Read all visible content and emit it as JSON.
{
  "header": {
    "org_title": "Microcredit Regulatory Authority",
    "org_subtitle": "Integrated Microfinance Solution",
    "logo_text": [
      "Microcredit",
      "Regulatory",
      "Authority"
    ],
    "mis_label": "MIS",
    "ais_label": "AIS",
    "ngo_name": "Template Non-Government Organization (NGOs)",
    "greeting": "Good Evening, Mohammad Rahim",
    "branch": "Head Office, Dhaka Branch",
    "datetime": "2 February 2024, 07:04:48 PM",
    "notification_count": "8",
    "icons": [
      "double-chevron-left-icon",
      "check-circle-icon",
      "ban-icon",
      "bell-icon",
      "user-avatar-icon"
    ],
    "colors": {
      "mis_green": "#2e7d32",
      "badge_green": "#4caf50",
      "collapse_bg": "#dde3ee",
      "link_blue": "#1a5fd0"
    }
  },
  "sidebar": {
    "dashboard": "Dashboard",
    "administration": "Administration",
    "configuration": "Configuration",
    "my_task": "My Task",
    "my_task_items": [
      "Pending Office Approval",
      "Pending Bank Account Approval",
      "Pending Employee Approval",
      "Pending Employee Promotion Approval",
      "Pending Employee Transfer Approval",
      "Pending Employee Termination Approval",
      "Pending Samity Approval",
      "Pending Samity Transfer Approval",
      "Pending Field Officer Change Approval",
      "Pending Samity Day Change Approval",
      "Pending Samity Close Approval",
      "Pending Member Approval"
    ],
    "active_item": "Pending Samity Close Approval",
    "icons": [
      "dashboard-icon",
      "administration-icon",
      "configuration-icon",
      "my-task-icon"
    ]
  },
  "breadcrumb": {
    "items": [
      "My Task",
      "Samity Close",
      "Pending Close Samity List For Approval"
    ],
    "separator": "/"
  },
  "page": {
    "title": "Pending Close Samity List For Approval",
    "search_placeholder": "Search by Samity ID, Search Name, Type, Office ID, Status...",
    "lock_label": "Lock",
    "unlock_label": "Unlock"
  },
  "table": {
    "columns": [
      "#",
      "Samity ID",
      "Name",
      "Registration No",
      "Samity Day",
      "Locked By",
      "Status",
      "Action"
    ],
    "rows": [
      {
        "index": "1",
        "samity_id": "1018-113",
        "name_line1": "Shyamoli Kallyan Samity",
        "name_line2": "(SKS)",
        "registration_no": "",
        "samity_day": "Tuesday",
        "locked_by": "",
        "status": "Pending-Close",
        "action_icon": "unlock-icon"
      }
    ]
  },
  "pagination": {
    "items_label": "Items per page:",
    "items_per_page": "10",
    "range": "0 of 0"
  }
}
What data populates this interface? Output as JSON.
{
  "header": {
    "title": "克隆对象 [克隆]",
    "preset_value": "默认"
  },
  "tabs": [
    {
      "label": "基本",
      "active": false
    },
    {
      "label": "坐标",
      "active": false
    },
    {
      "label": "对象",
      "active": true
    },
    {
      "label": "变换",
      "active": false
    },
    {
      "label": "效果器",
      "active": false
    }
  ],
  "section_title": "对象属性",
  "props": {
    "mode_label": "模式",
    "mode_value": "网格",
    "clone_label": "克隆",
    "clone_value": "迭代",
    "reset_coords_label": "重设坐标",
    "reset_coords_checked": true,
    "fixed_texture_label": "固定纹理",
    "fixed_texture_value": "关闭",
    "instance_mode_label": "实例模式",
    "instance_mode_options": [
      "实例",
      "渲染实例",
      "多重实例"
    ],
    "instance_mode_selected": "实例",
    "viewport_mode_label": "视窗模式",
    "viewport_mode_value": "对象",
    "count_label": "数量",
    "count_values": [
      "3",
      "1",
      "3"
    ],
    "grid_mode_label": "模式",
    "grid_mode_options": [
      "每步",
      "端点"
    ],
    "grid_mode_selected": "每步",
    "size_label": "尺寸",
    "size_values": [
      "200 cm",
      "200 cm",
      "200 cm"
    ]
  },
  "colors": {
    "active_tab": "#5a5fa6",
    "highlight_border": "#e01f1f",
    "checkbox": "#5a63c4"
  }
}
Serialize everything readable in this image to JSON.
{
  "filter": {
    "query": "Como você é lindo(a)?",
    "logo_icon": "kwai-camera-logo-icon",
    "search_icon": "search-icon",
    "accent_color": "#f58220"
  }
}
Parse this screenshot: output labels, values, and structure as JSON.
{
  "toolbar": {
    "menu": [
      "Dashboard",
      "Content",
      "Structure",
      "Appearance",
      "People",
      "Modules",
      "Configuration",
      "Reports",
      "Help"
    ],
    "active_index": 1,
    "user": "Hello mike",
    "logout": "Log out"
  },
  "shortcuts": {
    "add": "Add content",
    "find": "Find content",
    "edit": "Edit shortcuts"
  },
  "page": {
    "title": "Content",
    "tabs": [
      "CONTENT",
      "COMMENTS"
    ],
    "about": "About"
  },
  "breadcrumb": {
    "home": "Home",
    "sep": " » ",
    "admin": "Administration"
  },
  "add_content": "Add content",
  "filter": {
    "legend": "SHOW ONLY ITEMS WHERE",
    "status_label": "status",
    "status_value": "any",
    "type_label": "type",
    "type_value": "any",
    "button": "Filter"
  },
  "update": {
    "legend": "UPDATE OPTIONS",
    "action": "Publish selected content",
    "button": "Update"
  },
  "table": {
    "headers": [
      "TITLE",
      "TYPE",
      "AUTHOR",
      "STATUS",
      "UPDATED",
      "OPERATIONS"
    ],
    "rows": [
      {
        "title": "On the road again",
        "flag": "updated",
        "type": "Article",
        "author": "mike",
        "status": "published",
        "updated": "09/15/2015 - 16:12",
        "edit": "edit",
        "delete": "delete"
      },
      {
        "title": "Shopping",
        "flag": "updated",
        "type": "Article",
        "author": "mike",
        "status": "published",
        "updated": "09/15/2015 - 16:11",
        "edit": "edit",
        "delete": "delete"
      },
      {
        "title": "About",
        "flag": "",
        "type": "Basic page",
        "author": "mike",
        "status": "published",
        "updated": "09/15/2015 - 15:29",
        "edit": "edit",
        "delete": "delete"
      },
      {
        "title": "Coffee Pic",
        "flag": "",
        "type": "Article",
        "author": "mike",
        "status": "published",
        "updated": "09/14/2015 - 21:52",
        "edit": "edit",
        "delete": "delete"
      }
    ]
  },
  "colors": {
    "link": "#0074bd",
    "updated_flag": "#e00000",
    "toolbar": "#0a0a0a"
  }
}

☆ ☆ ☆

Return each full line of the entries that contains the word "this".

## EXERCISE ANSWER
What data populates this interface? Output as JSON.
Serialize everything readable in this image to JSON.
Parse this screenshot: output labels, values, and structure as JSON.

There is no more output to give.